## WHAT THIS TASK INVOLVES
Sift the material for lines containing "name", and return them.

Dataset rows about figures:
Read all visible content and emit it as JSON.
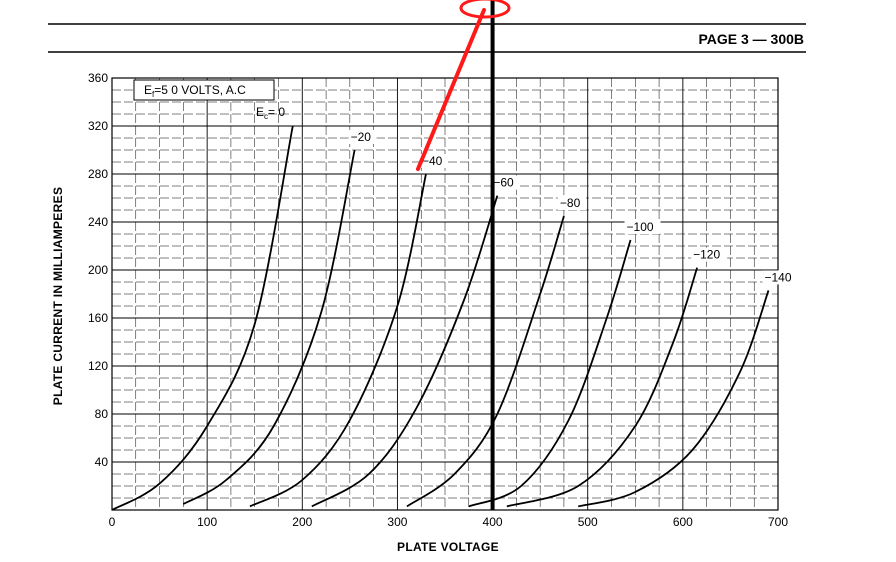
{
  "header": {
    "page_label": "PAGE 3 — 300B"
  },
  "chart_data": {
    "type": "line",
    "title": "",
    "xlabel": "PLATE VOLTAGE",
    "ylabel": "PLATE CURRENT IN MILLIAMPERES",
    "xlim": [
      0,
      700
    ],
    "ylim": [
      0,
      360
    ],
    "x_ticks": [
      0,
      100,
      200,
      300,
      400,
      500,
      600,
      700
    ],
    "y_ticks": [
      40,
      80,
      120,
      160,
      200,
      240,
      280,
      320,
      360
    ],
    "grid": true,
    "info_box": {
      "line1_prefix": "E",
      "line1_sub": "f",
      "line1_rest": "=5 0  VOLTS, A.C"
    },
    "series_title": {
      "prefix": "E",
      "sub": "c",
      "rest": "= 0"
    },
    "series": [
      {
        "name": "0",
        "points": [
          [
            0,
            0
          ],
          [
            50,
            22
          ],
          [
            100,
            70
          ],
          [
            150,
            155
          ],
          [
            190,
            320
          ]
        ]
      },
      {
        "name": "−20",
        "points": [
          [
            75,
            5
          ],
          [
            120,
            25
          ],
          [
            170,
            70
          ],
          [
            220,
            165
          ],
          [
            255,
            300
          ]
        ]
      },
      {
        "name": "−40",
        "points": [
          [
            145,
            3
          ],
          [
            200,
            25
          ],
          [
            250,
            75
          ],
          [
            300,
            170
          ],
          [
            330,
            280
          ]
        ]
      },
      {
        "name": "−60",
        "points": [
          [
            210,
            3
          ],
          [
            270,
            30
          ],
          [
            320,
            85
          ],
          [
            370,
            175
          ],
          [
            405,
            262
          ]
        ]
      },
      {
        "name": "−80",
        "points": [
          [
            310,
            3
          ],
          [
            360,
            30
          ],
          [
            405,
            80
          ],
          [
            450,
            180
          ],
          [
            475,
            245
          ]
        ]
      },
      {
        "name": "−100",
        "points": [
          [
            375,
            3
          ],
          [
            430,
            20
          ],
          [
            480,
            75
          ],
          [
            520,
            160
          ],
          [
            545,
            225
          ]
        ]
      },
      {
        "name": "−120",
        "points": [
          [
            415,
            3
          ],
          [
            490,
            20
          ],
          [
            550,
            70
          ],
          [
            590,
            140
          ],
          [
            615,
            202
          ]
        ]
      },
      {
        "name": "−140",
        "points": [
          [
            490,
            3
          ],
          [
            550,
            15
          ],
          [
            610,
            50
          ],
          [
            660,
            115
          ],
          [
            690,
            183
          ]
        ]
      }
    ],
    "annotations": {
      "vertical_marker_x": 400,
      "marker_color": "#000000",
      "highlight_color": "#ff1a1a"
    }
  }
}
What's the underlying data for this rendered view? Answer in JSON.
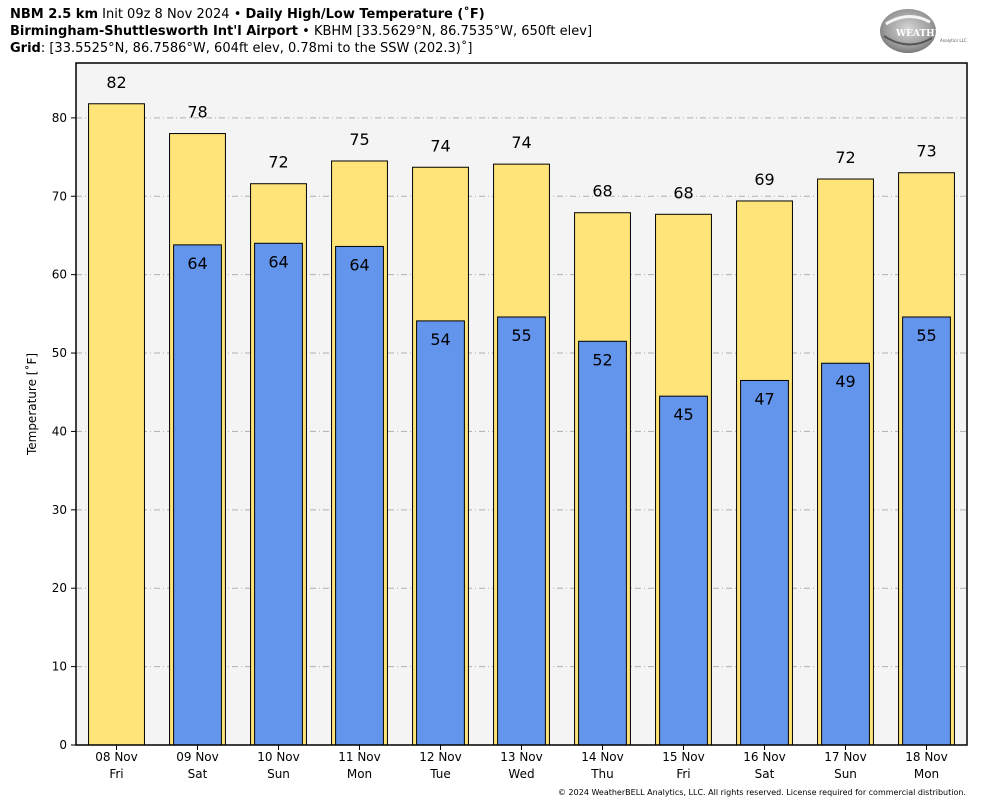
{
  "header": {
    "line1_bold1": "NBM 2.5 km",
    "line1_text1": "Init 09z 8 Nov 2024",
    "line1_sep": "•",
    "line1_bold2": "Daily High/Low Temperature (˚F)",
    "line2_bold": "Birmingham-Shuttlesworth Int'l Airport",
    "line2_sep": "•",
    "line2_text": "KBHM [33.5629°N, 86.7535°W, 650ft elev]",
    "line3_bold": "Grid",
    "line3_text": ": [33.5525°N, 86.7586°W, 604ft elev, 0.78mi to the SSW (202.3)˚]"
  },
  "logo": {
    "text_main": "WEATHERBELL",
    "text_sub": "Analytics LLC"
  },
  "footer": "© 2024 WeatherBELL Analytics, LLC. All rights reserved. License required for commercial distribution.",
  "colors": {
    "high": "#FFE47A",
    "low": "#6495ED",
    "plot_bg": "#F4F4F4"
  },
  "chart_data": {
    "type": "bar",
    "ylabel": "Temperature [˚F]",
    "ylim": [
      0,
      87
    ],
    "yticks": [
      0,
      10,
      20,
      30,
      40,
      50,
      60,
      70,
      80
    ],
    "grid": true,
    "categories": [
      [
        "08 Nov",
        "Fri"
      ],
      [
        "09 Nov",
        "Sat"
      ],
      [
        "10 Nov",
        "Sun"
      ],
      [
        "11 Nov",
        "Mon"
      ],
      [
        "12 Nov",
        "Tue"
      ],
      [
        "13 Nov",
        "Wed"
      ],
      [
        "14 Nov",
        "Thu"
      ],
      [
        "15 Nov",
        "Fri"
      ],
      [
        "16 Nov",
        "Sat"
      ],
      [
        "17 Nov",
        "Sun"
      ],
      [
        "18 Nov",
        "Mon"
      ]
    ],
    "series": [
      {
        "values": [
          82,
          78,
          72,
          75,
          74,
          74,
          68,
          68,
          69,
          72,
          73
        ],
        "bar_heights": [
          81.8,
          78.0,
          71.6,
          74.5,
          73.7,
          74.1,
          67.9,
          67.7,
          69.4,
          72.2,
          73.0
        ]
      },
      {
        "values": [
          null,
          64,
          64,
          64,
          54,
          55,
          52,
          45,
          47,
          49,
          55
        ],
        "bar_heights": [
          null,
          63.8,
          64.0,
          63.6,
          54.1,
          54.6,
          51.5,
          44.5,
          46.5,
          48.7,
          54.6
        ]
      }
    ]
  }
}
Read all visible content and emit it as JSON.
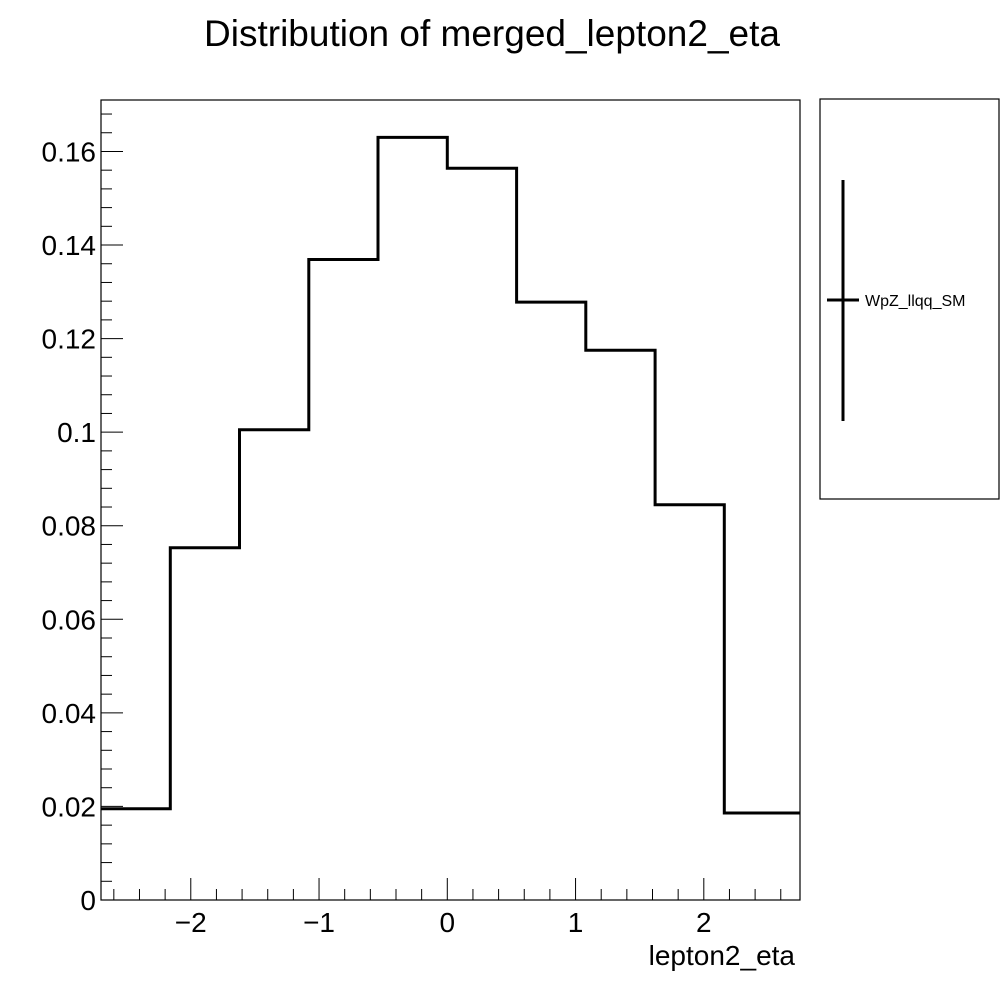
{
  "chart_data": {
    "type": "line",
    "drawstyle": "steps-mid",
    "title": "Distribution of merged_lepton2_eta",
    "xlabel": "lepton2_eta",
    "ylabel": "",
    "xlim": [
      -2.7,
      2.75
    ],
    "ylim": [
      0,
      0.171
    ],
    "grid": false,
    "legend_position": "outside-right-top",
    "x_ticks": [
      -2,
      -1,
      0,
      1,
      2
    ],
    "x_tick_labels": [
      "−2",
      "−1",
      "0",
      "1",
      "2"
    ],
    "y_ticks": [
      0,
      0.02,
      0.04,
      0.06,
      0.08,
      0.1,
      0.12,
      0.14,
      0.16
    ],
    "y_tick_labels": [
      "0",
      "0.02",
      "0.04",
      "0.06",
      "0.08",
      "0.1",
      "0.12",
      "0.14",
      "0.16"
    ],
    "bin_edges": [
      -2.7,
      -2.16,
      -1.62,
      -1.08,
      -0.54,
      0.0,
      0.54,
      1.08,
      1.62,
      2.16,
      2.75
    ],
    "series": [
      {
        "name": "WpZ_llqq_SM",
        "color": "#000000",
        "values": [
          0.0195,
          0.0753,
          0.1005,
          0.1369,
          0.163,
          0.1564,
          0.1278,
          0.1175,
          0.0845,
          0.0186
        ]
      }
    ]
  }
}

## TASK ANSWER
        "name": "0",
        "name": "−20",
        "name": "−40",
        "name": "−60",
        "name": "−80",
        "name": "−100",
        "name": "−120",
        "name": "−140",
        "name": "WpZ_llqq_SM",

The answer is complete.